▸ To be done
Quote the entries that follow exactly, leaving none out.

Collected data entries
..............................
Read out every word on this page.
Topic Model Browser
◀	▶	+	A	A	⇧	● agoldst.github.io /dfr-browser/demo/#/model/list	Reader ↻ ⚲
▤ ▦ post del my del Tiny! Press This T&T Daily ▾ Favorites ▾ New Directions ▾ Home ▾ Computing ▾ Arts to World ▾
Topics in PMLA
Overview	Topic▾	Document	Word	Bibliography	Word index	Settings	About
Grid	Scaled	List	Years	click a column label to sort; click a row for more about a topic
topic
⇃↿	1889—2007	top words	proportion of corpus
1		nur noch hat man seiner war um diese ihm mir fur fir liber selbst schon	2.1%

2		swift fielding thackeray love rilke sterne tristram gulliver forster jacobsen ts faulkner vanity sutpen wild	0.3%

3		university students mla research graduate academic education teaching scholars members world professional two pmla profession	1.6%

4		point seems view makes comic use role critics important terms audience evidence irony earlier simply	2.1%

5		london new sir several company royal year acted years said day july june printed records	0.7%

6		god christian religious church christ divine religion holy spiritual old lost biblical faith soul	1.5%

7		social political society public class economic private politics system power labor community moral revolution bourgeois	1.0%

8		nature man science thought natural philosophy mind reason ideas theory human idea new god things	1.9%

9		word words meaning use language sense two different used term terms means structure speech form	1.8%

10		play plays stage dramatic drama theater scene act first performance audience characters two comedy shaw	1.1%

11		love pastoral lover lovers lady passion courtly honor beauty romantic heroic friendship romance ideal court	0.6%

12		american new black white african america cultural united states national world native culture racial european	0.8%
..............................
▸ Answer to this exercise
Read out every word on this page.
Topic Model Browser
◀	▶	+	A	A	⇧	● agoldst.github.io /dfr-browser/demo/#/model/list	Reader ↻ ⚲
▤ ▦ post del my del Tiny! Press This T&T Daily ▾ Favorites ▾ New Directions ▾ Home ▾ Computing ▾ Arts to World ▾
Topics in PMLA
Overview	Topic▾	Document	Word	Bibliography	Word index	Settings	About
Grid	Scaled	List	Years	click a column label to sort; click a row for more about a topic
topic
⇃↿	1889—2007	top words	proportion of corpus
1		nur noch hat man seiner war um diese ihm mir fur fir liber selbst schon	2.1%

2		swift fielding thackeray love rilke sterne tristram gulliver forster jacobsen ts faulkner vanity sutpen wild	0.3%

3		university students mla research graduate academic education teaching scholars members world professional two pmla profession	1.6%

4		point seems view makes comic use role critics important terms audience evidence irony earlier simply	2.1%

5		london new sir several company royal year acted years said day july june printed records	0.7%

6		god christian religious church christ divine religion holy spiritual old lost biblical faith soul	1.5%

7		social political society public class economic private politics system power labor community moral revolution bourgeois	1.0%

8		nature man science thought natural philosophy mind reason ideas theory human idea new god things	1.9%

9		word words meaning use language sense two different used term terms means structure speech form	1.8%

10		play plays stage dramatic drama theater scene act first performance audience characters two comedy shaw	1.1%

11		love pastoral lover lovers lady passion courtly honor beauty romantic heroic friendship romance ideal court	0.6%

12		american new black white african america cultural united states national world native culture racial european	0.8%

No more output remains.